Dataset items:
------------------------
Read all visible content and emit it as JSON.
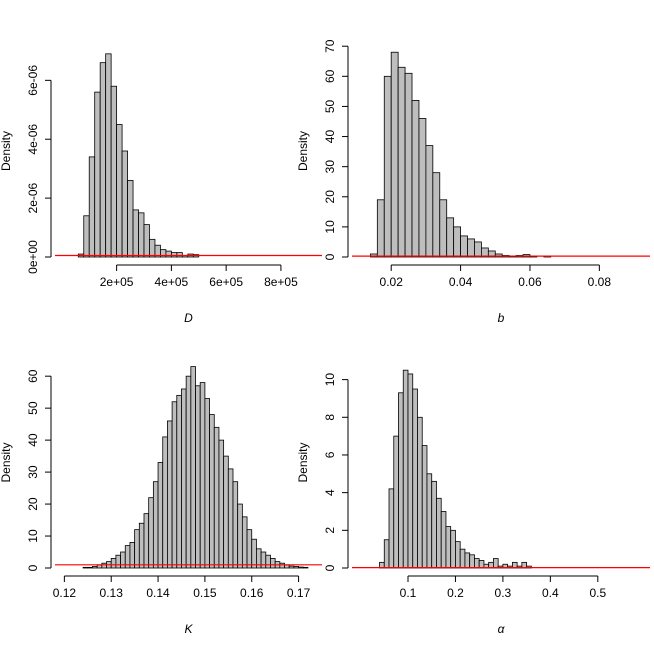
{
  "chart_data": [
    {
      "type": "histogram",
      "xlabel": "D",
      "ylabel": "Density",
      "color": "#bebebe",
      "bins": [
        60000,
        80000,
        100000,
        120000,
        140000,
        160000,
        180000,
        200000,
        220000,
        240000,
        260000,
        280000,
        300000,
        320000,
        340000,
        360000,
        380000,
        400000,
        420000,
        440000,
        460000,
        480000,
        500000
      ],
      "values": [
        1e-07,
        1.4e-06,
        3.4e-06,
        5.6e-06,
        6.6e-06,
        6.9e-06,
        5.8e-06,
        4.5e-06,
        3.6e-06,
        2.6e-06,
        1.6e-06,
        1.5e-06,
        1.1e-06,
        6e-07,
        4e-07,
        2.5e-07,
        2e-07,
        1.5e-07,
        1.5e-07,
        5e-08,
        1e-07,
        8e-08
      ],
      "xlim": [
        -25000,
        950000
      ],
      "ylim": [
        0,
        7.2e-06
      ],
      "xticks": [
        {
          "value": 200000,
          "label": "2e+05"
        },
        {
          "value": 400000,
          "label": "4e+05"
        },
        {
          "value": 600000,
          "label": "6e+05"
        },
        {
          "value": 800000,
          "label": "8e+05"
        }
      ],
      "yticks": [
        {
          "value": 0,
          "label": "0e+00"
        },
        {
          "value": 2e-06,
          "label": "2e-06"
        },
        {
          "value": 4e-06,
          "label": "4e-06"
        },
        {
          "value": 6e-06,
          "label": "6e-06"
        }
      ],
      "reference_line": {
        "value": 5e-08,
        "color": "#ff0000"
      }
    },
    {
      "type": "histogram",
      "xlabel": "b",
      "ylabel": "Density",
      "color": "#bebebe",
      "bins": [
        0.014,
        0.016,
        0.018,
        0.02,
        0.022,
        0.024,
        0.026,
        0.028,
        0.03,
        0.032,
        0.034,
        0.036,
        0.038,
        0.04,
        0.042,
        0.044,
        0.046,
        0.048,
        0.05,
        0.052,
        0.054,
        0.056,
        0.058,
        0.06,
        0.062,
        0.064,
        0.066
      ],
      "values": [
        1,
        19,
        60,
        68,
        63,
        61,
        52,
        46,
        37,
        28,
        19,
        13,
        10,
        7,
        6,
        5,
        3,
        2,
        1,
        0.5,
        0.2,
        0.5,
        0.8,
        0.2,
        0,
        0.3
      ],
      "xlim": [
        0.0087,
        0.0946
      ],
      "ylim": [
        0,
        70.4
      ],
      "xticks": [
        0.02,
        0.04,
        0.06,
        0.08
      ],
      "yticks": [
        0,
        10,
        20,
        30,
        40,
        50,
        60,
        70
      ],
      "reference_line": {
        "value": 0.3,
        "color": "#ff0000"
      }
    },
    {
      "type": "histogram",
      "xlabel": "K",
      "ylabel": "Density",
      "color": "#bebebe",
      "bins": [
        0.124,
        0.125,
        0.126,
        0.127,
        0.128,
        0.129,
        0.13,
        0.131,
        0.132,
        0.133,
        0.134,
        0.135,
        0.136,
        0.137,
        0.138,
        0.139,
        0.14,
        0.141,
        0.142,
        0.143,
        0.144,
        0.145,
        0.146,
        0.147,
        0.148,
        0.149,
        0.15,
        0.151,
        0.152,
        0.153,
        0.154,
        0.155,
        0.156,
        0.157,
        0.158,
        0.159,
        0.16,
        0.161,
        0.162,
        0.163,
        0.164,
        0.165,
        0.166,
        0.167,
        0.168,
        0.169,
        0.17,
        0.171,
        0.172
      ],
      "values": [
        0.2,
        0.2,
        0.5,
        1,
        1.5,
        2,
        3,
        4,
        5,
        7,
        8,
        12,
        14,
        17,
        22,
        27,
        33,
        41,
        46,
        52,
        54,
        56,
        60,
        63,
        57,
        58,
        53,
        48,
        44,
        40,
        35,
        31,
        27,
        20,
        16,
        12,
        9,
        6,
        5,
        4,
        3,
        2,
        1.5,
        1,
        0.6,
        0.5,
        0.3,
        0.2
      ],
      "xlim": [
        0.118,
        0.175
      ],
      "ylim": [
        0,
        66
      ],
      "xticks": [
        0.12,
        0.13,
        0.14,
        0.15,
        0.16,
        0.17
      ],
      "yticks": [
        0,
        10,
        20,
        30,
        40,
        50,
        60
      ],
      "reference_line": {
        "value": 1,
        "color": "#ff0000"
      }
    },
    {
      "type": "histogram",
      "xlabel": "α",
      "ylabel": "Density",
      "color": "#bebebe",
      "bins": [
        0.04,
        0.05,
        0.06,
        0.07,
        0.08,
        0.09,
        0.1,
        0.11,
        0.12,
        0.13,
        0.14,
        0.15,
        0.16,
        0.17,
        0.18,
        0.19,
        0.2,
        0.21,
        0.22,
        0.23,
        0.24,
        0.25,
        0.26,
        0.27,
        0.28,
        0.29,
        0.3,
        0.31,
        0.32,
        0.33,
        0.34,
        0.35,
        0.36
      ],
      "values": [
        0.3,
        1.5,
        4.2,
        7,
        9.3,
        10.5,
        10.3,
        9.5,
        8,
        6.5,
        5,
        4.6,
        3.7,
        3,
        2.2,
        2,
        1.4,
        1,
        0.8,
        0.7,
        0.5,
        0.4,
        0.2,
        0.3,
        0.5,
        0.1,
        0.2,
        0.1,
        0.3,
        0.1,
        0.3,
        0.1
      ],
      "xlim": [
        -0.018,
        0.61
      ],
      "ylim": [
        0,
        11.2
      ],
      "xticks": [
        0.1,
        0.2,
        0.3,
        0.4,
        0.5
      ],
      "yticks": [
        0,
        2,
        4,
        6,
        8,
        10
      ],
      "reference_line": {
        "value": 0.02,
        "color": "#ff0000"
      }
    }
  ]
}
------------------------
Make an exact copy of all the material, but keep the pictures out of it.

Read all visible content and emit it as JSON.
{
  "chart_data": [
    {
      "type": "histogram",
      "xlabel": "D",
      "ylabel": "Density",
      "color": "#bebebe",
      "bins": [
        60000,
        80000,
        100000,
        120000,
        140000,
        160000,
        180000,
        200000,
        220000,
        240000,
        260000,
        280000,
        300000,
        320000,
        340000,
        360000,
        380000,
        400000,
        420000,
        440000,
        460000,
        480000,
        500000
      ],
      "values": [
        1e-07,
        1.4e-06,
        3.4e-06,
        5.6e-06,
        6.6e-06,
        6.9e-06,
        5.8e-06,
        4.5e-06,
        3.6e-06,
        2.6e-06,
        1.6e-06,
        1.5e-06,
        1.1e-06,
        6e-07,
        4e-07,
        2.5e-07,
        2e-07,
        1.5e-07,
        1.5e-07,
        5e-08,
        1e-07,
        8e-08
      ],
      "xlim": [
        -25000,
        950000
      ],
      "ylim": [
        0,
        7.2e-06
      ],
      "xticks": [
        {
          "value": 200000,
          "label": "2e+05"
        },
        {
          "value": 400000,
          "label": "4e+05"
        },
        {
          "value": 600000,
          "label": "6e+05"
        },
        {
          "value": 800000,
          "label": "8e+05"
        }
      ],
      "yticks": [
        {
          "value": 0,
          "label": "0e+00"
        },
        {
          "value": 2e-06,
          "label": "2e-06"
        },
        {
          "value": 4e-06,
          "label": "4e-06"
        },
        {
          "value": 6e-06,
          "label": "6e-06"
        }
      ],
      "reference_line": {
        "value": 5e-08,
        "color": "#ff0000"
      }
    },
    {
      "type": "histogram",
      "xlabel": "b",
      "ylabel": "Density",
      "color": "#bebebe",
      "bins": [
        0.014,
        0.016,
        0.018,
        0.02,
        0.022,
        0.024,
        0.026,
        0.028,
        0.03,
        0.032,
        0.034,
        0.036,
        0.038,
        0.04,
        0.042,
        0.044,
        0.046,
        0.048,
        0.05,
        0.052,
        0.054,
        0.056,
        0.058,
        0.06,
        0.062,
        0.064,
        0.066
      ],
      "values": [
        1,
        19,
        60,
        68,
        63,
        61,
        52,
        46,
        37,
        28,
        19,
        13,
        10,
        7,
        6,
        5,
        3,
        2,
        1,
        0.5,
        0.2,
        0.5,
        0.8,
        0.2,
        0,
        0.3
      ],
      "xlim": [
        0.0087,
        0.0946
      ],
      "ylim": [
        0,
        70.4
      ],
      "xticks": [
        0.02,
        0.04,
        0.06,
        0.08
      ],
      "yticks": [
        0,
        10,
        20,
        30,
        40,
        50,
        60,
        70
      ],
      "reference_line": {
        "value": 0.3,
        "color": "#ff0000"
      }
    },
    {
      "type": "histogram",
      "xlabel": "K",
      "ylabel": "Density",
      "color": "#bebebe",
      "bins": [
        0.124,
        0.125,
        0.126,
        0.127,
        0.128,
        0.129,
        0.13,
        0.131,
        0.132,
        0.133,
        0.134,
        0.135,
        0.136,
        0.137,
        0.138,
        0.139,
        0.14,
        0.141,
        0.142,
        0.143,
        0.144,
        0.145,
        0.146,
        0.147,
        0.148,
        0.149,
        0.15,
        0.151,
        0.152,
        0.153,
        0.154,
        0.155,
        0.156,
        0.157,
        0.158,
        0.159,
        0.16,
        0.161,
        0.162,
        0.163,
        0.164,
        0.165,
        0.166,
        0.167,
        0.168,
        0.169,
        0.17,
        0.171,
        0.172
      ],
      "values": [
        0.2,
        0.2,
        0.5,
        1,
        1.5,
        2,
        3,
        4,
        5,
        7,
        8,
        12,
        14,
        17,
        22,
        27,
        33,
        41,
        46,
        52,
        54,
        56,
        60,
        63,
        57,
        58,
        53,
        48,
        44,
        40,
        35,
        31,
        27,
        20,
        16,
        12,
        9,
        6,
        5,
        4,
        3,
        2,
        1.5,
        1,
        0.6,
        0.5,
        0.3,
        0.2
      ],
      "xlim": [
        0.118,
        0.175
      ],
      "ylim": [
        0,
        66
      ],
      "xticks": [
        0.12,
        0.13,
        0.14,
        0.15,
        0.16,
        0.17
      ],
      "yticks": [
        0,
        10,
        20,
        30,
        40,
        50,
        60
      ],
      "reference_line": {
        "value": 1,
        "color": "#ff0000"
      }
    },
    {
      "type": "histogram",
      "xlabel": "α",
      "ylabel": "Density",
      "color": "#bebebe",
      "bins": [
        0.04,
        0.05,
        0.06,
        0.07,
        0.08,
        0.09,
        0.1,
        0.11,
        0.12,
        0.13,
        0.14,
        0.15,
        0.16,
        0.17,
        0.18,
        0.19,
        0.2,
        0.21,
        0.22,
        0.23,
        0.24,
        0.25,
        0.26,
        0.27,
        0.28,
        0.29,
        0.3,
        0.31,
        0.32,
        0.33,
        0.34,
        0.35,
        0.36
      ],
      "values": [
        0.3,
        1.5,
        4.2,
        7,
        9.3,
        10.5,
        10.3,
        9.5,
        8,
        6.5,
        5,
        4.6,
        3.7,
        3,
        2.2,
        2,
        1.4,
        1,
        0.8,
        0.7,
        0.5,
        0.4,
        0.2,
        0.3,
        0.5,
        0.1,
        0.2,
        0.1,
        0.3,
        0.1,
        0.3,
        0.1
      ],
      "xlim": [
        -0.018,
        0.61
      ],
      "ylim": [
        0,
        11.2
      ],
      "xticks": [
        0.1,
        0.2,
        0.3,
        0.4,
        0.5
      ],
      "yticks": [
        0,
        2,
        4,
        6,
        8,
        10
      ],
      "reference_line": {
        "value": 0.02,
        "color": "#ff0000"
      }
    }
  ]
}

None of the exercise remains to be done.